Figure contents as structured data
******

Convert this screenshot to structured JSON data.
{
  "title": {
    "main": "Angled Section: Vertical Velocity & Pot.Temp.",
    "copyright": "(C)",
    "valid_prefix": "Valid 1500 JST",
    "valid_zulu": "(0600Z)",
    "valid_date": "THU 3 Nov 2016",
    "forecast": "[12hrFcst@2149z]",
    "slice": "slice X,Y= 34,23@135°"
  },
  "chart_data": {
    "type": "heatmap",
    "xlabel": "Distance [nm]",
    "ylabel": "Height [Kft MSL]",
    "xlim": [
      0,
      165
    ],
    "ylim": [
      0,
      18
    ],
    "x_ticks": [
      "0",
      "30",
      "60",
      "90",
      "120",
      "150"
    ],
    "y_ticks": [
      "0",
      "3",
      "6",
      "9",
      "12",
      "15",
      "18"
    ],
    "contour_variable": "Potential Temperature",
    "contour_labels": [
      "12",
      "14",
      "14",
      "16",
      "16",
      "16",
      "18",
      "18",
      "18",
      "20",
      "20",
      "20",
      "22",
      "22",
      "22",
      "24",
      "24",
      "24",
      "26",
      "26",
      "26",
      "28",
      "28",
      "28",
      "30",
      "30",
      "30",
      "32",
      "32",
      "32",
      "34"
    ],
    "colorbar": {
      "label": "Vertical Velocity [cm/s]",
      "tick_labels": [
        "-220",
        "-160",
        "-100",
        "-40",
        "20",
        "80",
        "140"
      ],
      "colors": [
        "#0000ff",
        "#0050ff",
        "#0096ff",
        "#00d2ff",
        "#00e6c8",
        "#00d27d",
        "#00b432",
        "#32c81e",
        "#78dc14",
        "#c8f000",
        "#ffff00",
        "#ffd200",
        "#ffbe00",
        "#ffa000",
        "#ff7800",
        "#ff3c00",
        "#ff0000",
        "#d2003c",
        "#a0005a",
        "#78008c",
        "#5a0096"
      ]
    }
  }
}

******

» **Written exercise**:
Scan the material line by line and report each one that contains "Vertical".

» **Reply to the task**:
    "main": "Angled Section: Vertical Velocity & Pot.Temp.",
      "label": "Vertical Velocity [cm/s]",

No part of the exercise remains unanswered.